## Begin Supplied records

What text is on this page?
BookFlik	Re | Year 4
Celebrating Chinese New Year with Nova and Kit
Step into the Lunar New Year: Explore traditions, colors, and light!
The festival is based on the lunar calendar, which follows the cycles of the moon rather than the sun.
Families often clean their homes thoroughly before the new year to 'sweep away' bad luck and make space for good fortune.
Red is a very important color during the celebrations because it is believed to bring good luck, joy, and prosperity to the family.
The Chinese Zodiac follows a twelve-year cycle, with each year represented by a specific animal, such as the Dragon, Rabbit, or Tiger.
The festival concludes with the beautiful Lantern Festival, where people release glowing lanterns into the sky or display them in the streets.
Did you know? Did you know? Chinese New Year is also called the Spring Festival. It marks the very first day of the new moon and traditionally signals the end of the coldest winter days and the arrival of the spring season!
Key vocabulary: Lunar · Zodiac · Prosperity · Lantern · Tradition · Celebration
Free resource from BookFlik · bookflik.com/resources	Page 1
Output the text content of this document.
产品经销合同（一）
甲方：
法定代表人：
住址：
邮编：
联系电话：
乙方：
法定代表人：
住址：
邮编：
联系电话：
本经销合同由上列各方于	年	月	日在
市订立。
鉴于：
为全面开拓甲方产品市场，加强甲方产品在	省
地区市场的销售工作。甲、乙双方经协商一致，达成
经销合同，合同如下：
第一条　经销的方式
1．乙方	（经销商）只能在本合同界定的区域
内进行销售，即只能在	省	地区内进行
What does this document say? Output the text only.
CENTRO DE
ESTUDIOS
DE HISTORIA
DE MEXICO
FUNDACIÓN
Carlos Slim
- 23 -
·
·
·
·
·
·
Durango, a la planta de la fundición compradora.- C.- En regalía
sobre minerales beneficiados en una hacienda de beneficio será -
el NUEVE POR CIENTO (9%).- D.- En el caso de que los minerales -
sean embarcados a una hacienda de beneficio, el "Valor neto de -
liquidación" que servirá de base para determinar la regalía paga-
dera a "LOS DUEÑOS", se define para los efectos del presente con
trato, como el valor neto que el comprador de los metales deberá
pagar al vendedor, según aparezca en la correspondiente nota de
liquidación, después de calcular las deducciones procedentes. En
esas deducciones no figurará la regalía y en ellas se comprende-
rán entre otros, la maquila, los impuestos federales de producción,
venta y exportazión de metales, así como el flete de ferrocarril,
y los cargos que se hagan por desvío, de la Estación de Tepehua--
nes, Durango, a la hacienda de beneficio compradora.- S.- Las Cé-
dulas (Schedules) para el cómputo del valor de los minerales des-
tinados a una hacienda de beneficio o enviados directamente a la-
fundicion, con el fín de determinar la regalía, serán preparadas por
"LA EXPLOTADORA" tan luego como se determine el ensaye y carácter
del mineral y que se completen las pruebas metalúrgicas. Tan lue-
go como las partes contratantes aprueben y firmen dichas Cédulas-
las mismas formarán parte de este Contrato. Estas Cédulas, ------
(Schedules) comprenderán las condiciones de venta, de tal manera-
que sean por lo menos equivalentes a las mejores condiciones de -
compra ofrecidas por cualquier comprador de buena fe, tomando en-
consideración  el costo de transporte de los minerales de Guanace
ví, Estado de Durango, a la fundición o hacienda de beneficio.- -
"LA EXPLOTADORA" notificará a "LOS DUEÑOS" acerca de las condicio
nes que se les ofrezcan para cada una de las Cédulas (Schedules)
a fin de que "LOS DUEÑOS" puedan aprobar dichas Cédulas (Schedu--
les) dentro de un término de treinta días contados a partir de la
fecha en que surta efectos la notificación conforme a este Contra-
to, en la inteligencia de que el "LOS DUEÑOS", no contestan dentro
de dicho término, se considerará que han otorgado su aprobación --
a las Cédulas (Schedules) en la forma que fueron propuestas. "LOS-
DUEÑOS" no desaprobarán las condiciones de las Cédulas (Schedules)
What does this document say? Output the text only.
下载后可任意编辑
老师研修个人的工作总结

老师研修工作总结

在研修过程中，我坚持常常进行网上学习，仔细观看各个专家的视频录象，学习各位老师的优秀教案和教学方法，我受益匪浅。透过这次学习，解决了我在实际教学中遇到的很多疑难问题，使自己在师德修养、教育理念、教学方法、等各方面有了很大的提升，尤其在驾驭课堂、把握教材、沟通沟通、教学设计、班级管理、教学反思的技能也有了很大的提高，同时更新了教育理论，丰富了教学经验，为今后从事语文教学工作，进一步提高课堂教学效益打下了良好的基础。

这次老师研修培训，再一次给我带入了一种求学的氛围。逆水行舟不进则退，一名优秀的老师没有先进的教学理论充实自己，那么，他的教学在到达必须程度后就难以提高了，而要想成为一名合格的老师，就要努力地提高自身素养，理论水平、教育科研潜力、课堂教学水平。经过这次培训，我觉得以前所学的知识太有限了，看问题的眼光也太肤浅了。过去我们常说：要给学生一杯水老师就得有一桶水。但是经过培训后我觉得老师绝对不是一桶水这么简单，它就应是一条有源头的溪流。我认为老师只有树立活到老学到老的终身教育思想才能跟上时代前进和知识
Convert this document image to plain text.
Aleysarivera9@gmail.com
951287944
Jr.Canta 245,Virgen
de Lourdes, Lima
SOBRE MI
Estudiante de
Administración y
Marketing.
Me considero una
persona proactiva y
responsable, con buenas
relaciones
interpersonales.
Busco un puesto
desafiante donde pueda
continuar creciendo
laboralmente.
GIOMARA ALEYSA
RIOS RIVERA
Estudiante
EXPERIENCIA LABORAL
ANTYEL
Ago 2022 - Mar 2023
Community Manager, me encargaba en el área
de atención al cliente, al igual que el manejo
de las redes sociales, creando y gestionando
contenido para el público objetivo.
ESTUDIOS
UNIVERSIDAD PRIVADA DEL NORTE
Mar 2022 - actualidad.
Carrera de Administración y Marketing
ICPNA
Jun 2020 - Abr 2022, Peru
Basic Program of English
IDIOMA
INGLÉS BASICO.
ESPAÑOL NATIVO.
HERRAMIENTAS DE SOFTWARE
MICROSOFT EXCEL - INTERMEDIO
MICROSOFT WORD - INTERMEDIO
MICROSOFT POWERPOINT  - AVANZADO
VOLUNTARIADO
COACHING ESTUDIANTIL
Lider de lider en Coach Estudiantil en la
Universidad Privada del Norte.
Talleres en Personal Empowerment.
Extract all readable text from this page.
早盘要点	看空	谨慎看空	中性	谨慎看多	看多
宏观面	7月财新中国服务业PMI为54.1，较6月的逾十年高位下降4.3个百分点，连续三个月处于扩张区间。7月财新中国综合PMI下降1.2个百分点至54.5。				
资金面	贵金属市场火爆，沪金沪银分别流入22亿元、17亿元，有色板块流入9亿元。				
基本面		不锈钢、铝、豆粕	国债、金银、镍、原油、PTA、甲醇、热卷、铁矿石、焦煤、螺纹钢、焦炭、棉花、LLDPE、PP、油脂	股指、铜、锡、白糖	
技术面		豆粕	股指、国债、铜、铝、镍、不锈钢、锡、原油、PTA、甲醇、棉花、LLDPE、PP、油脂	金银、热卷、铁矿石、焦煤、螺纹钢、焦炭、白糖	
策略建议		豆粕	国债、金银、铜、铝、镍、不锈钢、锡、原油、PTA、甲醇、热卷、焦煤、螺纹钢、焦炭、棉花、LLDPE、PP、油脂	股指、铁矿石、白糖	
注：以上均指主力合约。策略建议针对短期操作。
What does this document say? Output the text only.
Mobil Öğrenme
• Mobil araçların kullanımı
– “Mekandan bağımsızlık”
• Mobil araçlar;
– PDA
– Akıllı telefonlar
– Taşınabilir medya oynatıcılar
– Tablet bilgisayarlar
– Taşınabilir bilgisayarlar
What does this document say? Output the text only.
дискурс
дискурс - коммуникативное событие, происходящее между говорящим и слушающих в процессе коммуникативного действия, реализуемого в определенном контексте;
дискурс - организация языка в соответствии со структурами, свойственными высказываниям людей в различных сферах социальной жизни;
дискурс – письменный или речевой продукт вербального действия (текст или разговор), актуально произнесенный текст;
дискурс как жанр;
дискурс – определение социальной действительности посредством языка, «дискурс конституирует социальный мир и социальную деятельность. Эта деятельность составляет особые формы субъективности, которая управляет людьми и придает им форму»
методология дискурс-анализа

## End Supplied records

*What you need to do*: Go through the records and gather the lines that hold "EXPLOTADORA".

*Result for this exercise*:
"LA EXPLOTADORA" tan luego como se determine el ensaye y carácter
"LA EXPLOTADORA" notificará a "LOS DUEÑOS" acerca de las condicio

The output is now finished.